Your instructions ▸
Return all of the entries word for word, but omit the pictures they contain.

§ §

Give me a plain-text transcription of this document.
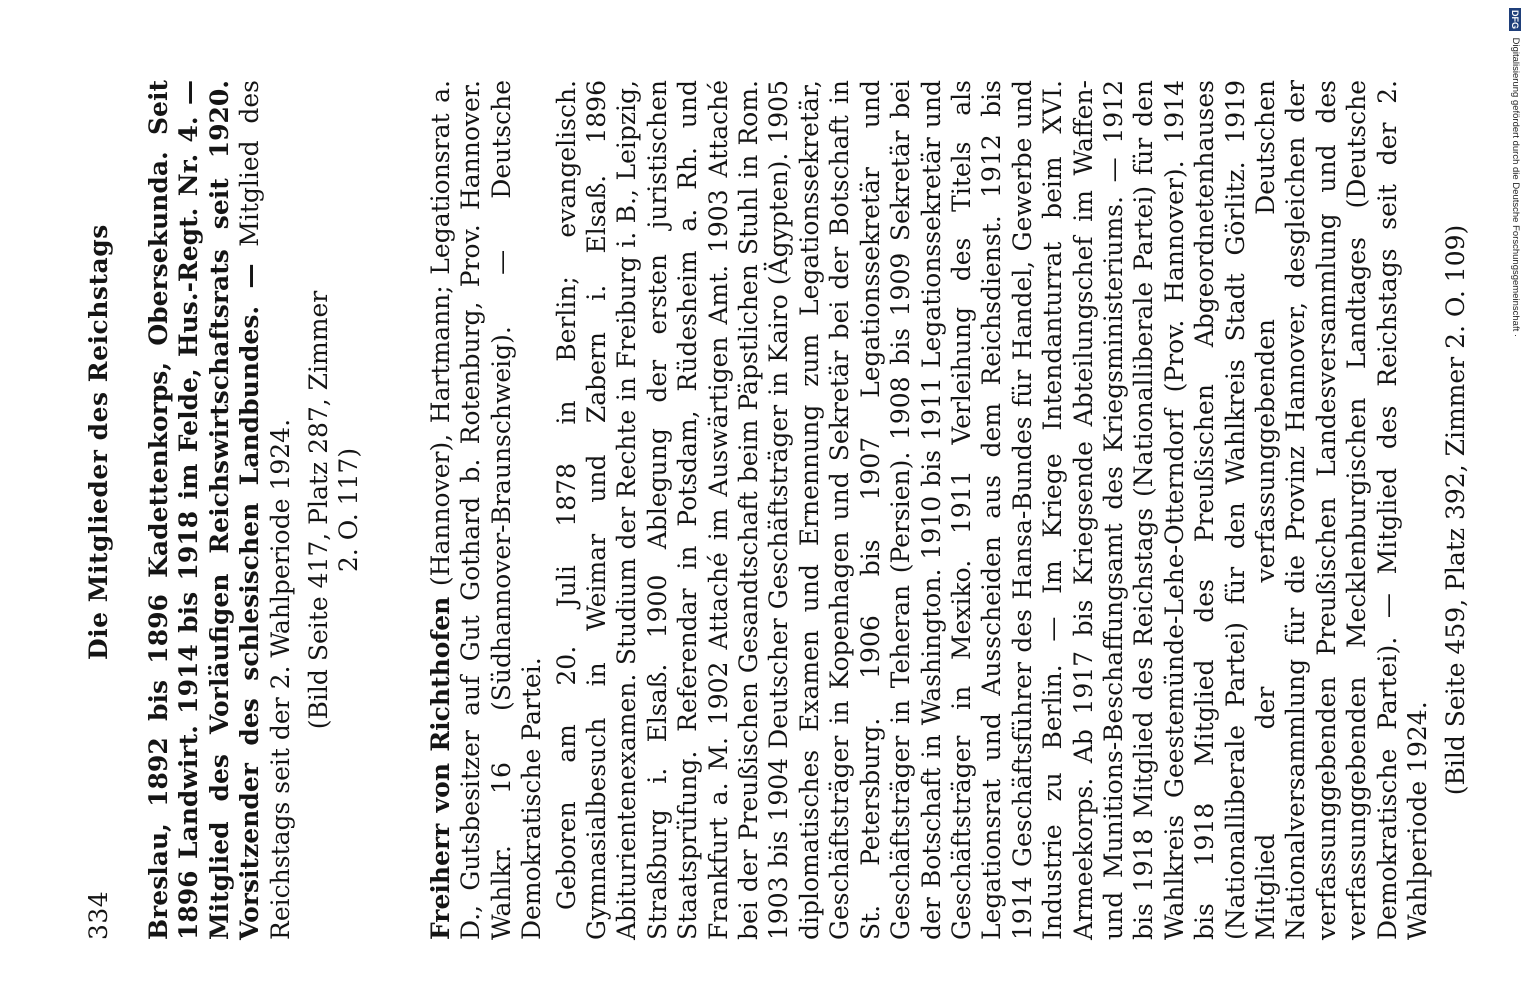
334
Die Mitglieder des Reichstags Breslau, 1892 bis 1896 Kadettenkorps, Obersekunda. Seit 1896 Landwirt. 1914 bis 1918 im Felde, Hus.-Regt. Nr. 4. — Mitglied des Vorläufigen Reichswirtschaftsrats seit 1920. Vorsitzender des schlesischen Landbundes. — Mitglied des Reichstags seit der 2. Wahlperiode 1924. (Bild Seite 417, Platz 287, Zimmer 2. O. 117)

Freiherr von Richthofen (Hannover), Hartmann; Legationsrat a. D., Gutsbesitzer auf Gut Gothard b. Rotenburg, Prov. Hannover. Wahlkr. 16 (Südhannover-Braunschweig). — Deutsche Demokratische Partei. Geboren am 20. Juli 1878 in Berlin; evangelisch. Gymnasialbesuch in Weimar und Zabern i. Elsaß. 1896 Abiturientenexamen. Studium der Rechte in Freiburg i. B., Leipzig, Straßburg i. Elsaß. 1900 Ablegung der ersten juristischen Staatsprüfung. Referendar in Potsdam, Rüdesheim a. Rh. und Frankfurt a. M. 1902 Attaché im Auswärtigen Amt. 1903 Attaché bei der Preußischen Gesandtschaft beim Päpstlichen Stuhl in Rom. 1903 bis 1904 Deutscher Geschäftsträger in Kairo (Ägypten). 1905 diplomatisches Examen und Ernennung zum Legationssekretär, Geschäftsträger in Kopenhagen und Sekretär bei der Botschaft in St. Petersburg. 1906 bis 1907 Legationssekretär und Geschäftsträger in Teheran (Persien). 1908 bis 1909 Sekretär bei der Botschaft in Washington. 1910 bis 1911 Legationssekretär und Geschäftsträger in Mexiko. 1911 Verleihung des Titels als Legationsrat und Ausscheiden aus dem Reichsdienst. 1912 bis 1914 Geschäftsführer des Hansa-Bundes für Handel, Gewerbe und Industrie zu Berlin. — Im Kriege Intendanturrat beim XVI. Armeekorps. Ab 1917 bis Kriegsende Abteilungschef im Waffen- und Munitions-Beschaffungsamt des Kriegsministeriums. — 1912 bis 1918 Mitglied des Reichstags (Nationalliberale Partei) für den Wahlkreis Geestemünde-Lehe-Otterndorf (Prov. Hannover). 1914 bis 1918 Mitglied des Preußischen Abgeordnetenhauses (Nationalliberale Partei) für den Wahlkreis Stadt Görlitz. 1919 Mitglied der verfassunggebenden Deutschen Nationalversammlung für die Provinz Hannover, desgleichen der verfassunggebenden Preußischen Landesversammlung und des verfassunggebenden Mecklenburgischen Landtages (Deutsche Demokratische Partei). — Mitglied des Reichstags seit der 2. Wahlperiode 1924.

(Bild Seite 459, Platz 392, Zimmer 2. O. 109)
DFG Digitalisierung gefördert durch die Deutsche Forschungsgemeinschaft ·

§ §

Response to the exercise ▸
Give me a plain-text transcription of this document.
334
Die Mitglieder des Reichstags Breslau, 1892 bis 1896 Kadettenkorps, Obersekunda. Seit 1896 Landwirt. 1914 bis 1918 im Felde, Hus.-Regt. Nr. 4. — Mitglied des Vorläufigen Reichswirtschaftsrats seit 1920. Vorsitzender des schlesischen Landbundes. — Mitglied des Reichstags seit der 2. Wahlperiode 1924. (Bild Seite 417, Platz 287, Zimmer 2. O. 117)

Freiherr von Richthofen (Hannover), Hartmann; Legationsrat a. D., Gutsbesitzer auf Gut Gothard b. Rotenburg, Prov. Hannover. Wahlkr. 16 (Südhannover-Braunschweig). — Deutsche Demokratische Partei. Geboren am 20. Juli 1878 in Berlin; evangelisch. Gymnasialbesuch in Weimar und Zabern i. Elsaß. 1896 Abiturientenexamen. Studium der Rechte in Freiburg i. B., Leipzig, Straßburg i. Elsaß. 1900 Ablegung der ersten juristischen Staatsprüfung. Referendar in Potsdam, Rüdesheim a. Rh. und Frankfurt a. M. 1902 Attaché im Auswärtigen Amt. 1903 Attaché bei der Preußischen Gesandtschaft beim Päpstlichen Stuhl in Rom. 1903 bis 1904 Deutscher Geschäftsträger in Kairo (Ägypten). 1905 diplomatisches Examen und Ernennung zum Legationssekretär, Geschäftsträger in Kopenhagen und Sekretär bei der Botschaft in St. Petersburg. 1906 bis 1907 Legationssekretär und Geschäftsträger in Teheran (Persien). 1908 bis 1909 Sekretär bei der Botschaft in Washington. 1910 bis 1911 Legationssekretär und Geschäftsträger in Mexiko. 1911 Verleihung des Titels als Legationsrat und Ausscheiden aus dem Reichsdienst. 1912 bis 1914 Geschäftsführer des Hansa-Bundes für Handel, Gewerbe und Industrie zu Berlin. — Im Kriege Intendanturrat beim XVI. Armeekorps. Ab 1917 bis Kriegsende Abteilungschef im Waffen- und Munitions-Beschaffungsamt des Kriegsministeriums. — 1912 bis 1918 Mitglied des Reichstags (Nationalliberale Partei) für den Wahlkreis Geestemünde-Lehe-Otterndorf (Prov. Hannover). 1914 bis 1918 Mitglied des Preußischen Abgeordnetenhauses (Nationalliberale Partei) für den Wahlkreis Stadt Görlitz. 1919 Mitglied der verfassunggebenden Deutschen Nationalversammlung für die Provinz Hannover, desgleichen der verfassunggebenden Preußischen Landesversammlung und des verfassunggebenden Mecklenburgischen Landtages (Deutsche Demokratische Partei). — Mitglied des Reichstags seit der 2. Wahlperiode 1924.

(Bild Seite 459, Platz 392, Zimmer 2. O. 109)
DFG Digitalisierung gefördert durch die Deutsche Forschungsgemeinschaft ·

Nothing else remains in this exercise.